(Data entries for graphics)

^^^^^^^^^^^^^^^^

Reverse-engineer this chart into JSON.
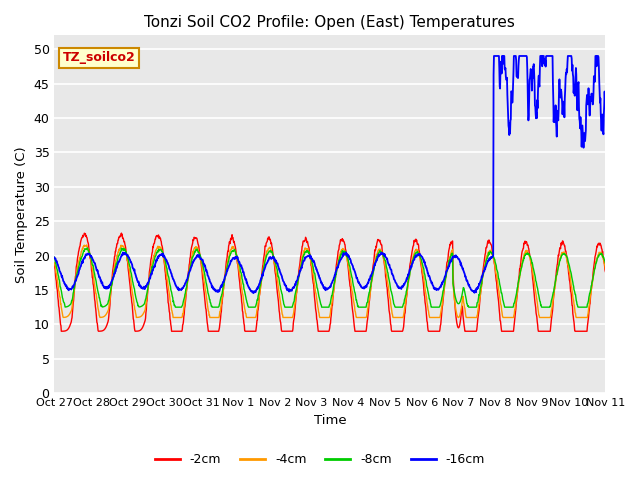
{
  "title": "Tonzi Soil CO2 Profile: Open (East) Temperatures",
  "xlabel": "Time",
  "ylabel": "Soil Temperature (C)",
  "legend_label": "TZ_soilco2",
  "ylim": [
    0,
    52
  ],
  "yticks": [
    0,
    5,
    10,
    15,
    20,
    25,
    30,
    35,
    40,
    45,
    50
  ],
  "xtick_labels": [
    "Oct 27",
    "Oct 28",
    "Oct 29",
    "Oct 30",
    "Oct 31",
    "Nov 1",
    "Nov 2",
    "Nov 3",
    "Nov 4",
    "Nov 5",
    "Nov 6",
    "Nov 7",
    "Nov 8",
    "Nov 9",
    "Nov 10",
    "Nov 11"
  ],
  "colors": {
    "-2cm": "#ff0000",
    "-4cm": "#ff9900",
    "-8cm": "#00cc00",
    "-16cm": "#0000ff"
  },
  "bg_color": "#e8e8e8",
  "legend_entries": [
    "-2cm",
    "-4cm",
    "-8cm",
    "-16cm"
  ],
  "legend_colors": [
    "#ff0000",
    "#ff9900",
    "#00cc00",
    "#0000ff"
  ]
}
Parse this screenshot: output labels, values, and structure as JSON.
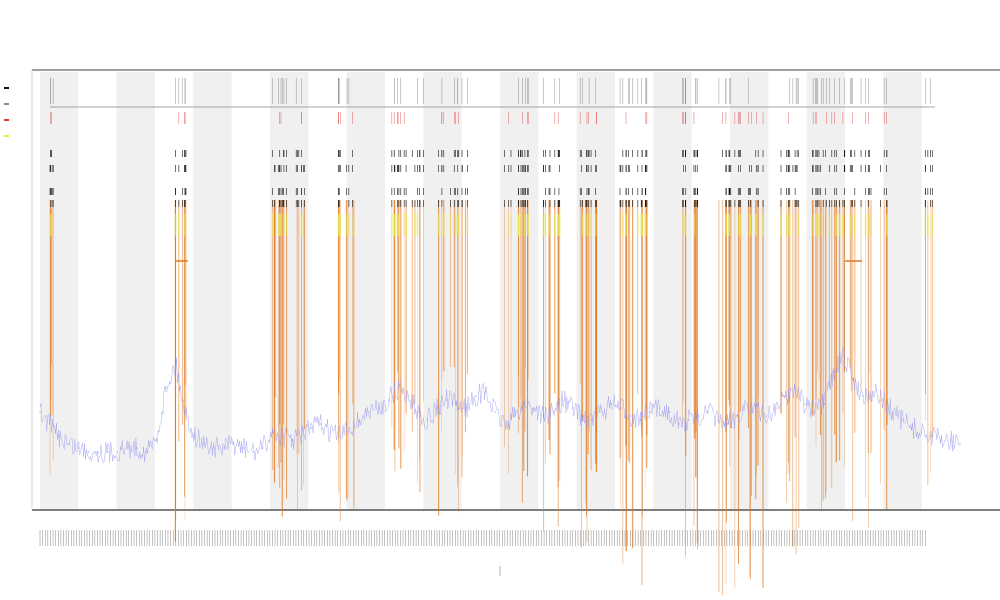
{
  "chart_data": {
    "type": "line",
    "title": "",
    "subtitle_lines": [
      "",
      ""
    ],
    "xlabel": "",
    "ylabel": "",
    "grid": false,
    "legend": {
      "placement": "top-left",
      "entries": [
        "",
        "",
        "",
        ""
      ]
    },
    "band_count": 24,
    "tick_count": 340,
    "colors": {
      "trace": "#8c8cf0",
      "event": "#e0781e",
      "marker": "#111111",
      "highlight": "#e9e94a",
      "alert": "#e03a3a",
      "band": "#f0f0f0",
      "axis": "#333333"
    },
    "series": [
      {
        "name": "",
        "values": [
          0.12,
          0.09,
          0.06,
          0.04,
          0.03,
          0.02,
          0.02,
          0.02,
          0.02,
          0.03,
          0.03,
          0.02,
          0.05,
          0.18,
          0.24,
          0.12,
          0.06,
          0.04,
          0.03,
          0.03,
          0.04,
          0.03,
          0.02,
          0.03,
          0.07,
          0.06,
          0.05,
          0.06,
          0.08,
          0.09,
          0.07,
          0.06,
          0.08,
          0.1,
          0.12,
          0.13,
          0.15,
          0.18,
          0.16,
          0.12,
          0.1,
          0.13,
          0.15,
          0.14,
          0.13,
          0.16,
          0.17,
          0.12,
          0.09,
          0.11,
          0.14,
          0.13,
          0.11,
          0.12,
          0.15,
          0.13,
          0.11,
          0.1,
          0.12,
          0.14,
          0.13,
          0.11,
          0.1,
          0.12,
          0.13,
          0.12,
          0.09,
          0.1,
          0.11,
          0.12,
          0.1,
          0.09,
          0.11,
          0.14,
          0.12,
          0.11,
          0.13,
          0.16,
          0.18,
          0.14,
          0.12,
          0.14,
          0.22,
          0.26,
          0.2,
          0.16,
          0.17,
          0.15,
          0.12,
          0.1,
          0.08,
          0.07,
          0.06,
          0.05,
          0.05,
          0.04
        ]
      }
    ]
  }
}
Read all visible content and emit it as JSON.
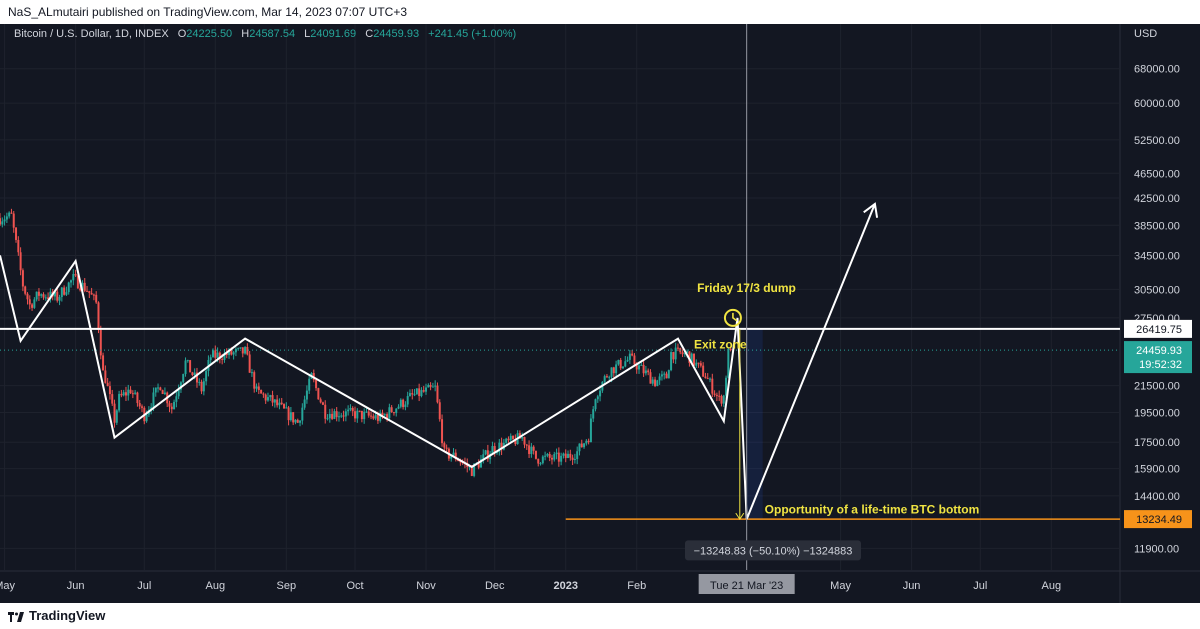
{
  "header": {
    "published": "NaS_ALmutairi published on TradingView.com, Mar 14, 2023 07:07 UTC+3"
  },
  "footer": {
    "brand": "TradingView"
  },
  "legend": {
    "symbol": "Bitcoin / U.S. Dollar, 1D, INDEX",
    "o_label": "O",
    "o": "24225.50",
    "h_label": "H",
    "h": "24587.54",
    "l_label": "L",
    "l": "24091.69",
    "c_label": "C",
    "c": "24459.93",
    "change": "+241.45 (+1.00%)"
  },
  "colors": {
    "bg": "#131722",
    "up": "#26a69a",
    "down": "#ef5350",
    "annotation": "#f0e442",
    "support": "#f7931a",
    "text": "#d1d4dc"
  },
  "chart_data": {
    "type": "candlestick",
    "title": "Bitcoin / U.S. Dollar, 1D, INDEX",
    "currency_label": "USD",
    "y_scale": "log",
    "ylim": [
      11000,
      80000
    ],
    "xlim": [
      "2022-04-29",
      "2023-08-31"
    ],
    "y_ticks": [
      68000,
      60000,
      52500,
      46500,
      42500,
      38500,
      34500,
      30500,
      27500,
      21500,
      19500,
      17500,
      15900,
      14400,
      11900
    ],
    "y_tick_labels": [
      "68000.00",
      "60000.00",
      "52500.00",
      "46500.00",
      "42500.00",
      "38500.00",
      "34500.00",
      "30500.00",
      "27500.00",
      "21500.00",
      "19500.00",
      "17500.00",
      "15900.00",
      "14400.00",
      "11900.00"
    ],
    "x_ticks": [
      {
        "date": "2022-05-01",
        "label": "May"
      },
      {
        "date": "2022-06-01",
        "label": "Jun"
      },
      {
        "date": "2022-07-01",
        "label": "Jul"
      },
      {
        "date": "2022-08-01",
        "label": "Aug"
      },
      {
        "date": "2022-09-01",
        "label": "Sep"
      },
      {
        "date": "2022-10-01",
        "label": "Oct"
      },
      {
        "date": "2022-11-01",
        "label": "Nov"
      },
      {
        "date": "2022-12-01",
        "label": "Dec"
      },
      {
        "date": "2023-01-01",
        "label": "2023"
      },
      {
        "date": "2023-02-01",
        "label": "Feb"
      },
      {
        "date": "2023-05-01",
        "label": "May"
      },
      {
        "date": "2023-06-01",
        "label": "Jun"
      },
      {
        "date": "2023-07-01",
        "label": "Jul"
      },
      {
        "date": "2023-08-01",
        "label": "Aug"
      }
    ],
    "price_path": [
      [
        "2022-04-29",
        39500
      ],
      [
        "2022-05-04",
        39800
      ],
      [
        "2022-05-06",
        36000
      ],
      [
        "2022-05-09",
        31000
      ],
      [
        "2022-05-12",
        28800
      ],
      [
        "2022-05-16",
        30000
      ],
      [
        "2022-05-24",
        29600
      ],
      [
        "2022-05-31",
        31700
      ],
      [
        "2022-06-06",
        30500
      ],
      [
        "2022-06-10",
        29000
      ],
      [
        "2022-06-13",
        22500
      ],
      [
        "2022-06-14",
        22100
      ],
      [
        "2022-06-18",
        19000
      ],
      [
        "2022-06-20",
        20500
      ],
      [
        "2022-06-25",
        21200
      ],
      [
        "2022-07-01",
        19300
      ],
      [
        "2022-07-08",
        21600
      ],
      [
        "2022-07-13",
        19800
      ],
      [
        "2022-07-19",
        23400
      ],
      [
        "2022-07-26",
        21200
      ],
      [
        "2022-07-30",
        23900
      ],
      [
        "2022-08-14",
        24300
      ],
      [
        "2022-08-19",
        21000
      ],
      [
        "2022-08-26",
        20300
      ],
      [
        "2022-09-06",
        18800
      ],
      [
        "2022-09-12",
        22200
      ],
      [
        "2022-09-18",
        19500
      ],
      [
        "2022-09-30",
        19400
      ],
      [
        "2022-10-12",
        19100
      ],
      [
        "2022-10-26",
        20700
      ],
      [
        "2022-11-05",
        21300
      ],
      [
        "2022-11-09",
        16800
      ],
      [
        "2022-11-14",
        16600
      ],
      [
        "2022-11-21",
        15800
      ],
      [
        "2022-11-30",
        17100
      ],
      [
        "2022-12-13",
        17800
      ],
      [
        "2022-12-19",
        16500
      ],
      [
        "2022-12-31",
        16500
      ],
      [
        "2023-01-06",
        16900
      ],
      [
        "2023-01-11",
        17900
      ],
      [
        "2023-01-14",
        20800
      ],
      [
        "2023-01-20",
        22700
      ],
      [
        "2023-01-29",
        23700
      ],
      [
        "2023-02-09",
        21800
      ],
      [
        "2023-02-14",
        22200
      ],
      [
        "2023-02-16",
        24200
      ],
      [
        "2023-02-23",
        24100
      ],
      [
        "2023-03-03",
        22300
      ],
      [
        "2023-03-09",
        20400
      ],
      [
        "2023-03-11",
        20700
      ],
      [
        "2023-03-13",
        24200
      ],
      [
        "2023-03-14",
        24459.93
      ]
    ],
    "drawings": {
      "zigzag_pattern": [
        [
          "2022-04-29",
          34500
        ],
        [
          "2022-05-08",
          25300
        ],
        [
          "2022-06-01",
          33800
        ],
        [
          "2022-06-18",
          17800
        ],
        [
          "2022-08-14",
          25500
        ],
        [
          "2022-11-21",
          16000
        ],
        [
          "2023-02-19",
          25500
        ],
        [
          "2023-03-11",
          18900
        ],
        [
          "2023-03-17",
          27500
        ],
        [
          "2023-03-21",
          13234.49
        ],
        [
          "2023-05-16",
          41600
        ]
      ],
      "resistance_line": {
        "value": 26419.75,
        "label": "26419.75"
      },
      "support_line": {
        "value": 13234.49,
        "label": "13234.49",
        "from": "2023-01-01"
      },
      "last_price": {
        "value": 24459.93,
        "label": "24459.93",
        "countdown": "19:52:32"
      },
      "vertical_cursor": {
        "date": "2023-03-21",
        "label": "Tue 21 Mar '23"
      },
      "measure": {
        "from": "2023-03-14",
        "to": "2023-03-21",
        "label": "−13248.83 (−50.10%) −1324883"
      },
      "annotations": [
        {
          "date": "2023-03-09",
          "value": 30200,
          "text": "Friday 17/3 dump"
        },
        {
          "date": "2023-02-26",
          "value": 24600,
          "text": "Exit zone"
        },
        {
          "date": "2023-03-21",
          "value": 13500,
          "text": "Opportunity of a life-time BTC bottom"
        }
      ]
    }
  }
}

^^^^^^^^^^^^^^^^

» Written problem: Return all lines containing "INDEX".

» Answer:
    "symbol": "Bitcoin / U.S. Dollar, 1D, INDEX",
    "title": "Bitcoin / U.S. Dollar, 1D, INDEX",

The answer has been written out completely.